(Stored data)
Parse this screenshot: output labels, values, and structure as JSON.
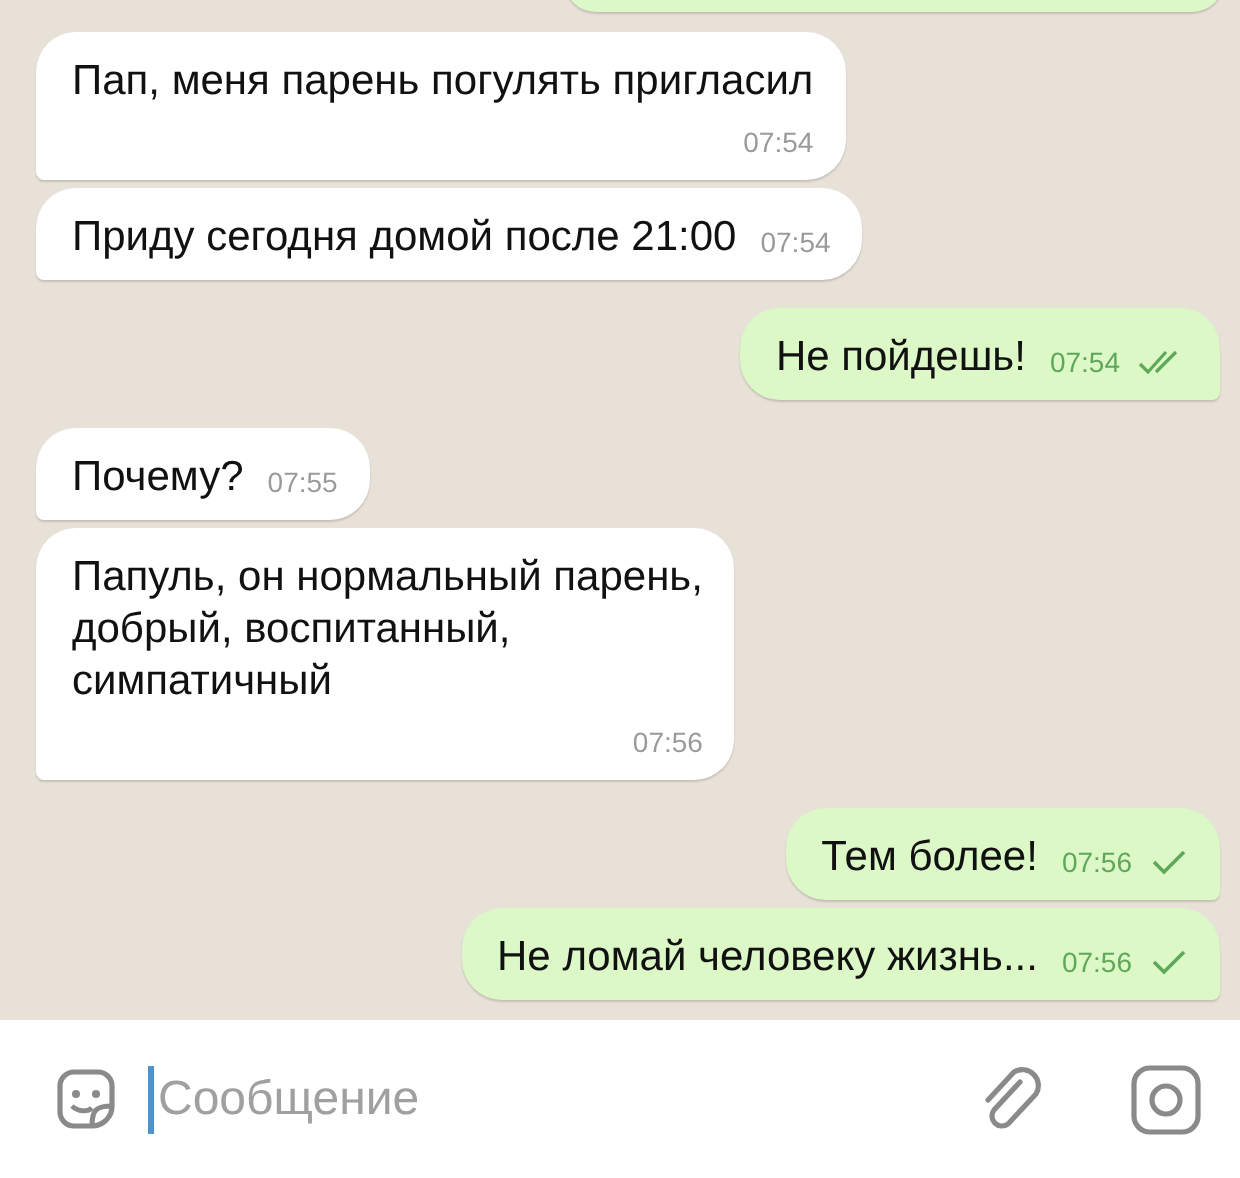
{
  "messages": [
    {
      "outgoing": false,
      "text": "Пап, меня парень погулять пригласил",
      "time": "07:54",
      "time_below": true
    },
    {
      "outgoing": false,
      "text": "Приду сегодня домой после 21:00",
      "time": "07:54",
      "time_below": false
    },
    {
      "outgoing": true,
      "text": "Не пойдешь!",
      "time": "07:54",
      "time_below": false,
      "read": true
    },
    {
      "outgoing": false,
      "text": "Почему?",
      "time": "07:55",
      "time_below": false
    },
    {
      "outgoing": false,
      "text": "Папуль, он нормальный парень,\nдобрый, воспитанный,\nсимпатичный",
      "time": "07:56",
      "time_below": true
    },
    {
      "outgoing": true,
      "text": "Тем более!",
      "time": "07:56",
      "time_below": false,
      "read": false
    },
    {
      "outgoing": true,
      "text": "Не ломай человеку жизнь...",
      "time": "07:56",
      "time_below": false,
      "read": false
    }
  ],
  "composer": {
    "placeholder": "Сообщение"
  }
}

# EXERCISE:
Quote every entry exactly, with the pictures omitted.

# WRITTEN ANSWER:
Parse this screenshot: output labels, values, and structure as JSON.
{
  "messages": [
    {
      "outgoing": false,
      "text": "Пап, меня парень погулять пригласил",
      "time": "07:54",
      "time_below": true
    },
    {
      "outgoing": false,
      "text": "Приду сегодня домой после 21:00",
      "time": "07:54",
      "time_below": false
    },
    {
      "outgoing": true,
      "text": "Не пойдешь!",
      "time": "07:54",
      "time_below": false,
      "read": true
    },
    {
      "outgoing": false,
      "text": "Почему?",
      "time": "07:55",
      "time_below": false
    },
    {
      "outgoing": false,
      "text": "Папуль, он нормальный парень,\nдобрый, воспитанный,\nсимпатичный",
      "time": "07:56",
      "time_below": true
    },
    {
      "outgoing": true,
      "text": "Тем более!",
      "time": "07:56",
      "time_below": false,
      "read": false
    },
    {
      "outgoing": true,
      "text": "Не ломай человеку жизнь...",
      "time": "07:56",
      "time_below": false,
      "read": false
    }
  ],
  "composer": {
    "placeholder": "Сообщение"
  }
}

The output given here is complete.